** START OF Data **

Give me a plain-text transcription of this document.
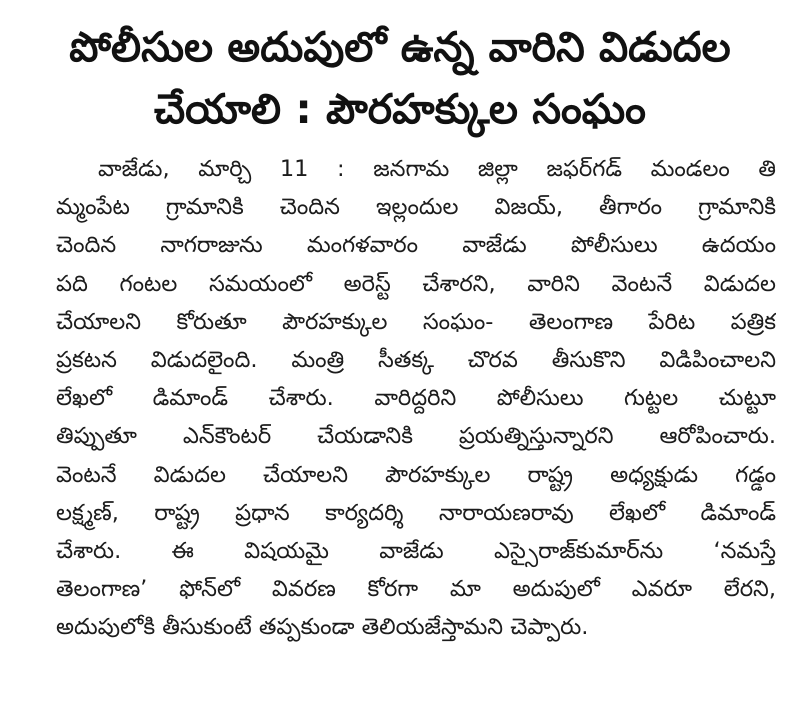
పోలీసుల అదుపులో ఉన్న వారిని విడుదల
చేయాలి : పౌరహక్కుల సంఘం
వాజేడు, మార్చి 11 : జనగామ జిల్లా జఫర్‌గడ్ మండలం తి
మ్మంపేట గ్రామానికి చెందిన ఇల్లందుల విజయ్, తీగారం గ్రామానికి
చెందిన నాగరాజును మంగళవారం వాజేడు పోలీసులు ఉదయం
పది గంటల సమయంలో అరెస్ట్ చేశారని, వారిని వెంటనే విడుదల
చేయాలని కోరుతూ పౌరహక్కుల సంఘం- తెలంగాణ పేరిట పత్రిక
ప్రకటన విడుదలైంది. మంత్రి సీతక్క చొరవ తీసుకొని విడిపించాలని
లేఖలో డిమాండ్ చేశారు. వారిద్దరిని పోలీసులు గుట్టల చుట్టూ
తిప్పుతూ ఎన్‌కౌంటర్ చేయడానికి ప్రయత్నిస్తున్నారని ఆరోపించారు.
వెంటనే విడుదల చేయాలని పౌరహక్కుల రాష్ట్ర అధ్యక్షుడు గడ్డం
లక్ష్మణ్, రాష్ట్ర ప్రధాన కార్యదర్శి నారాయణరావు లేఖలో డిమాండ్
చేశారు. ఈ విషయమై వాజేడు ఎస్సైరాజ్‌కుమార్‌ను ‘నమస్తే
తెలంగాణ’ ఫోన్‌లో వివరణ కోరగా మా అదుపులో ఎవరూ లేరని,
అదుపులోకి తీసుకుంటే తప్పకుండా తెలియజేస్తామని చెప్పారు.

** END OF Data **

Aim
Each record above must be returned exactly as written, with its pictures omitted.

Response to this exercise
Give me a plain-text transcription of this document.
పోలీసుల అదుపులో ఉన్న వారిని విడుదల
చేయాలి : పౌరహక్కుల సంఘం
వాజేడు, మార్చి 11 : జనగామ జిల్లా జఫర్‌గడ్ మండలం తి
మ్మంపేట గ్రామానికి చెందిన ఇల్లందుల విజయ్, తీగారం గ్రామానికి
చెందిన నాగరాజును మంగళవారం వాజేడు పోలీసులు ఉదయం
పది గంటల సమయంలో అరెస్ట్ చేశారని, వారిని వెంటనే విడుదల
చేయాలని కోరుతూ పౌరహక్కుల సంఘం- తెలంగాణ పేరిట పత్రిక
ప్రకటన విడుదలైంది. మంత్రి సీతక్క చొరవ తీసుకొని విడిపించాలని
లేఖలో డిమాండ్ చేశారు. వారిద్దరిని పోలీసులు గుట్టల చుట్టూ
తిప్పుతూ ఎన్‌కౌంటర్ చేయడానికి ప్రయత్నిస్తున్నారని ఆరోపించారు.
వెంటనే విడుదల చేయాలని పౌరహక్కుల రాష్ట్ర అధ్యక్షుడు గడ్డం
లక్ష్మణ్, రాష్ట్ర ప్రధాన కార్యదర్శి నారాయణరావు లేఖలో డిమాండ్
చేశారు. ఈ విషయమై వాజేడు ఎస్సైరాజ్‌కుమార్‌ను ‘నమస్తే
తెలంగాణ’ ఫోన్‌లో వివరణ కోరగా మా అదుపులో ఎవరూ లేరని,
అదుపులోకి తీసుకుంటే తప్పకుండా తెలియజేస్తామని చెప్పారు.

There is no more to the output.